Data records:
>> begin

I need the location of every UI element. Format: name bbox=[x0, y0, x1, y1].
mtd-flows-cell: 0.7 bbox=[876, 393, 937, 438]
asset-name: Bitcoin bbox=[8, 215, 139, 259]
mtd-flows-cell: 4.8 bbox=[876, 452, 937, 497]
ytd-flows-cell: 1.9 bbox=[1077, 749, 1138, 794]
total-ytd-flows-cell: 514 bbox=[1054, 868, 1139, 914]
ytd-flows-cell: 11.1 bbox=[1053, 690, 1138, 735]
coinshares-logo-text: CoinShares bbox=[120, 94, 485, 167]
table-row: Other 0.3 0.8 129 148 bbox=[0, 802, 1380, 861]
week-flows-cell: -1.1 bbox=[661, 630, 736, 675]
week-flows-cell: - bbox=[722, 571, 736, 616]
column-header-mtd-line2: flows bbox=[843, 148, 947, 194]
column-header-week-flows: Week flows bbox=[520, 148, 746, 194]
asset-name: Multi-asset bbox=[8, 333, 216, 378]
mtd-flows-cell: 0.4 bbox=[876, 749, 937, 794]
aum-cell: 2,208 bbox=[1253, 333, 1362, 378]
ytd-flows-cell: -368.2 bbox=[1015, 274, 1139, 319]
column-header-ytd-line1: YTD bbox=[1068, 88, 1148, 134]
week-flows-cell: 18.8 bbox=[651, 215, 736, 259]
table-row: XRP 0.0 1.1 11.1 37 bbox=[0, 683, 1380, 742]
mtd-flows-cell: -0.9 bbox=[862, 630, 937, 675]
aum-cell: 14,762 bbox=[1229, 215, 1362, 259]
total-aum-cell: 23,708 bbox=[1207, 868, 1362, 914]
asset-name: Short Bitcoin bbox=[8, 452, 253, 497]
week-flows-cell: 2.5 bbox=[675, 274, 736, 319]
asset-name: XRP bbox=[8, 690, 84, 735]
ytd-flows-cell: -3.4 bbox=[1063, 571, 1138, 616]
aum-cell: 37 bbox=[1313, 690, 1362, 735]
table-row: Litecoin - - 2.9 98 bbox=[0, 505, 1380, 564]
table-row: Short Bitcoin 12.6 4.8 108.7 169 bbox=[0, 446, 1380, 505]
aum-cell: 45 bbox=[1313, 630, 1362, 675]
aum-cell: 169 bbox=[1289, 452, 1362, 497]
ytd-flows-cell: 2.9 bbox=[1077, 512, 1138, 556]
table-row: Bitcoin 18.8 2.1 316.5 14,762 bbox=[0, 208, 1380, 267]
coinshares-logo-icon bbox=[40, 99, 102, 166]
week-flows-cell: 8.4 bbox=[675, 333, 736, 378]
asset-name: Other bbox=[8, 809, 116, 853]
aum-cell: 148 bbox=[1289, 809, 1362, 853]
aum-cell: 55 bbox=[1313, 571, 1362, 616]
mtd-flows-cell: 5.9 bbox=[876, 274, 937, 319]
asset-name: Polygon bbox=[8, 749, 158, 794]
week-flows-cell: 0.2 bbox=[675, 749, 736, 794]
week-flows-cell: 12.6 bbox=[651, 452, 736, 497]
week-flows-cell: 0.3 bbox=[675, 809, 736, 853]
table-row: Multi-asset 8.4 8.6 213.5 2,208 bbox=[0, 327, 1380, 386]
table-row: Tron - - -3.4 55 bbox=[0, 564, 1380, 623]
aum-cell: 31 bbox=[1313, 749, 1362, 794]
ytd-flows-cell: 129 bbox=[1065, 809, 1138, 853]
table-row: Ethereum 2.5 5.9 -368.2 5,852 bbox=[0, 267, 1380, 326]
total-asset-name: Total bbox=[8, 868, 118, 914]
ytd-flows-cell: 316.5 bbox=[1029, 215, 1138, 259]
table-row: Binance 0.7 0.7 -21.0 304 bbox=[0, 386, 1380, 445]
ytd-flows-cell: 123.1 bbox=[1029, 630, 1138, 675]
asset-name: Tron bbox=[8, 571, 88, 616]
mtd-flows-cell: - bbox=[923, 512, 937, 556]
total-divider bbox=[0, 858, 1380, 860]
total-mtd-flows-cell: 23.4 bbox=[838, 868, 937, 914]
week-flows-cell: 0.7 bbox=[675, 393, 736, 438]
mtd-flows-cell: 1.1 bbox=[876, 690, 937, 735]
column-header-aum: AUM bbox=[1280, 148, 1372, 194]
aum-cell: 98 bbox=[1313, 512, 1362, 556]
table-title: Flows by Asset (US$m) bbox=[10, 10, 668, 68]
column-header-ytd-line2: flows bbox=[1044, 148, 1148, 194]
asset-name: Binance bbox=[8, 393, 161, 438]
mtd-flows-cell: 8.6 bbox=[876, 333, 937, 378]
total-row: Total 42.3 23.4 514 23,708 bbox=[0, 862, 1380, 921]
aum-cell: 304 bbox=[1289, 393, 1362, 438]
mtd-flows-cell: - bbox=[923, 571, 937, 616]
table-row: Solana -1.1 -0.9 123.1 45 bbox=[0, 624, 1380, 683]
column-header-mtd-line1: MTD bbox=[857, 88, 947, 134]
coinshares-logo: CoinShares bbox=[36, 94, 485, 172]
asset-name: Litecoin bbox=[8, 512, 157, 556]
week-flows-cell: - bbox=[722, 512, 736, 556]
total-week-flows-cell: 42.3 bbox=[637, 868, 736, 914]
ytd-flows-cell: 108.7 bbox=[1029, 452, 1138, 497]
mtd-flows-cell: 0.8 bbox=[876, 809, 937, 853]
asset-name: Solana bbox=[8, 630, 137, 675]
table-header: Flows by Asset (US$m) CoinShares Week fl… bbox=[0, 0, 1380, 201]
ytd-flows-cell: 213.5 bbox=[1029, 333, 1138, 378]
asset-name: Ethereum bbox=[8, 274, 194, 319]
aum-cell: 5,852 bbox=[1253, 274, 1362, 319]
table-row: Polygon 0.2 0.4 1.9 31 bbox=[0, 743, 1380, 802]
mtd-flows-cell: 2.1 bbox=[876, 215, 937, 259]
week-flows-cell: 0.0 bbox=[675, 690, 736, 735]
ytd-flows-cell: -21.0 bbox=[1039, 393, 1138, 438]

>> end

● Task: Rewrite the records above, swapping every "mtd-flows-cell" for "month-to-date-flows-cell" and leaving everything else the same.

● Task result:
I need the location of every UI element. Format: name bbox=[x0, y0, x1, y1].
month-to-date-flows-cell: 0.7 bbox=[876, 393, 937, 438]
asset-name: Bitcoin bbox=[8, 215, 139, 259]
month-to-date-flows-cell: 4.8 bbox=[876, 452, 937, 497]
ytd-flows-cell: 1.9 bbox=[1077, 749, 1138, 794]
total-ytd-flows-cell: 514 bbox=[1054, 868, 1139, 914]
ytd-flows-cell: 11.1 bbox=[1053, 690, 1138, 735]
coinshares-logo-text: CoinShares bbox=[120, 94, 485, 167]
table-row: Other 0.3 0.8 129 148 bbox=[0, 802, 1380, 861]
week-flows-cell: -1.1 bbox=[661, 630, 736, 675]
week-flows-cell: - bbox=[722, 571, 736, 616]
column-header-mtd-line2: flows bbox=[843, 148, 947, 194]
column-header-week-flows: Week flows bbox=[520, 148, 746, 194]
asset-name: Multi-asset bbox=[8, 333, 216, 378]
month-to-date-flows-cell: 0.4 bbox=[876, 749, 937, 794]
aum-cell: 2,208 bbox=[1253, 333, 1362, 378]
ytd-flows-cell: -368.2 bbox=[1015, 274, 1139, 319]
column-header-ytd-line1: YTD bbox=[1068, 88, 1148, 134]
week-flows-cell: 18.8 bbox=[651, 215, 736, 259]
table-row: XRP 0.0 1.1 11.1 37 bbox=[0, 683, 1380, 742]
month-to-date-flows-cell: -0.9 bbox=[862, 630, 937, 675]
aum-cell: 14,762 bbox=[1229, 215, 1362, 259]
total-aum-cell: 23,708 bbox=[1207, 868, 1362, 914]
asset-name: Short Bitcoin bbox=[8, 452, 253, 497]
week-flows-cell: 2.5 bbox=[675, 274, 736, 319]
asset-name: XRP bbox=[8, 690, 84, 735]
ytd-flows-cell: -3.4 bbox=[1063, 571, 1138, 616]
aum-cell: 37 bbox=[1313, 690, 1362, 735]
table-row: Litecoin - - 2.9 98 bbox=[0, 505, 1380, 564]
table-row: Short Bitcoin 12.6 4.8 108.7 169 bbox=[0, 446, 1380, 505]
aum-cell: 45 bbox=[1313, 630, 1362, 675]
aum-cell: 169 bbox=[1289, 452, 1362, 497]
ytd-flows-cell: 2.9 bbox=[1077, 512, 1138, 556]
table-row: Bitcoin 18.8 2.1 316.5 14,762 bbox=[0, 208, 1380, 267]
coinshares-logo-icon bbox=[40, 99, 102, 166]
week-flows-cell: 8.4 bbox=[675, 333, 736, 378]
asset-name: Other bbox=[8, 809, 116, 853]
aum-cell: 148 bbox=[1289, 809, 1362, 853]
aum-cell: 55 bbox=[1313, 571, 1362, 616]
month-to-date-flows-cell: 5.9 bbox=[876, 274, 937, 319]
asset-name: Polygon bbox=[8, 749, 158, 794]
week-flows-cell: 0.2 bbox=[675, 749, 736, 794]
week-flows-cell: 12.6 bbox=[651, 452, 736, 497]
week-flows-cell: 0.3 bbox=[675, 809, 736, 853]
table-row: Multi-asset 8.4 8.6 213.5 2,208 bbox=[0, 327, 1380, 386]
table-row: Tron - - -3.4 55 bbox=[0, 564, 1380, 623]
aum-cell: 31 bbox=[1313, 749, 1362, 794]
ytd-flows-cell: 129 bbox=[1065, 809, 1138, 853]
table-row: Ethereum 2.5 5.9 -368.2 5,852 bbox=[0, 267, 1380, 326]
total-asset-name: Total bbox=[8, 868, 118, 914]
ytd-flows-cell: 316.5 bbox=[1029, 215, 1138, 259]
table-row: Binance 0.7 0.7 -21.0 304 bbox=[0, 386, 1380, 445]
ytd-flows-cell: 123.1 bbox=[1029, 630, 1138, 675]
asset-name: Tron bbox=[8, 571, 88, 616]
month-to-date-flows-cell: - bbox=[923, 512, 937, 556]
total-divider bbox=[0, 858, 1380, 860]
total-month-to-date-flows-cell: 23.4 bbox=[838, 868, 937, 914]
week-flows-cell: 0.7 bbox=[675, 393, 736, 438]
month-to-date-flows-cell: 1.1 bbox=[876, 690, 937, 735]
column-header-aum: AUM bbox=[1280, 148, 1372, 194]
aum-cell: 98 bbox=[1313, 512, 1362, 556]
table-title: Flows by Asset (US$m) bbox=[10, 10, 668, 68]
column-header-ytd-line2: flows bbox=[1044, 148, 1148, 194]
asset-name: Binance bbox=[8, 393, 161, 438]
month-to-date-flows-cell: 8.6 bbox=[876, 333, 937, 378]
total-row: Total 42.3 23.4 514 23,708 bbox=[0, 862, 1380, 921]
aum-cell: 304 bbox=[1289, 393, 1362, 438]
month-to-date-flows-cell: - bbox=[923, 571, 937, 616]
table-row: Solana -1.1 -0.9 123.1 45 bbox=[0, 624, 1380, 683]
column-header-mtd-line1: MTD bbox=[857, 88, 947, 134]
coinshares-logo: CoinShares bbox=[36, 94, 485, 172]
asset-name: Litecoin bbox=[8, 512, 157, 556]
week-flows-cell: - bbox=[722, 512, 736, 556]
total-week-flows-cell: 42.3 bbox=[637, 868, 736, 914]
ytd-flows-cell: 108.7 bbox=[1029, 452, 1138, 497]
month-to-date-flows-cell: 0.8 bbox=[876, 809, 937, 853]
asset-name: Solana bbox=[8, 630, 137, 675]
table-header: Flows by Asset (US$m) CoinShares Week fl… bbox=[0, 0, 1380, 201]
ytd-flows-cell: 213.5 bbox=[1029, 333, 1138, 378]
asset-name: Ethereum bbox=[8, 274, 194, 319]
aum-cell: 5,852 bbox=[1253, 274, 1362, 319]
table-row: Polygon 0.2 0.4 1.9 31 bbox=[0, 743, 1380, 802]
month-to-date-flows-cell: 2.1 bbox=[876, 215, 937, 259]
week-flows-cell: 0.0 bbox=[675, 690, 736, 735]
ytd-flows-cell: -21.0 bbox=[1039, 393, 1138, 438]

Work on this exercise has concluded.